Aim of the task: Check every line in the records below for the word "page" and report how many have it, nothing more.

☆ ☆ ☆ ☆

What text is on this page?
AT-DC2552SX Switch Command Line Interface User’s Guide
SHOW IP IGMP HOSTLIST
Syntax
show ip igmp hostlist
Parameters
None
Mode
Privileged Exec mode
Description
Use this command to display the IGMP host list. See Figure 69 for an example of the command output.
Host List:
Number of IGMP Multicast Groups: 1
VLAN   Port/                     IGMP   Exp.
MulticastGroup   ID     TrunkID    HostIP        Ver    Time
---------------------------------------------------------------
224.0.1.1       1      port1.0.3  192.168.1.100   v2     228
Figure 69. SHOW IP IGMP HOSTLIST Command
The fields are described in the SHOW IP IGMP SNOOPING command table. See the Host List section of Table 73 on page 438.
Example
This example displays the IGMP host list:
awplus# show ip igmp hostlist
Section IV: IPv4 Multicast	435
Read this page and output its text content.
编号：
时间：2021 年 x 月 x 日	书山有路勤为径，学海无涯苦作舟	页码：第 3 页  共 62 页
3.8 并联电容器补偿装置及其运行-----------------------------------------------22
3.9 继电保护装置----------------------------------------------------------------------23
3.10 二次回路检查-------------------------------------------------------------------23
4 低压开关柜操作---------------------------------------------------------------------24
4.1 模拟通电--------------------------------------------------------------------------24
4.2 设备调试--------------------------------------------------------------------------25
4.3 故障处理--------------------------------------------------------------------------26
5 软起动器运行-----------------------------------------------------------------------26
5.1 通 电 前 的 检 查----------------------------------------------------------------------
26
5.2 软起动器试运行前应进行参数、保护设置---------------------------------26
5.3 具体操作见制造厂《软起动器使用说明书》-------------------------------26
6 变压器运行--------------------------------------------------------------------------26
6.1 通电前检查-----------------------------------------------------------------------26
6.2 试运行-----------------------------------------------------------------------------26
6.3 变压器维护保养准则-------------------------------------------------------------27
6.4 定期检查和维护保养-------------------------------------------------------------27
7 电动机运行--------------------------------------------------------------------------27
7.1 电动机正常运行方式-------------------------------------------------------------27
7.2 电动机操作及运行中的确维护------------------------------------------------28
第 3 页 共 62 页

☆ ☆ ☆ ☆

Solution to this task: 3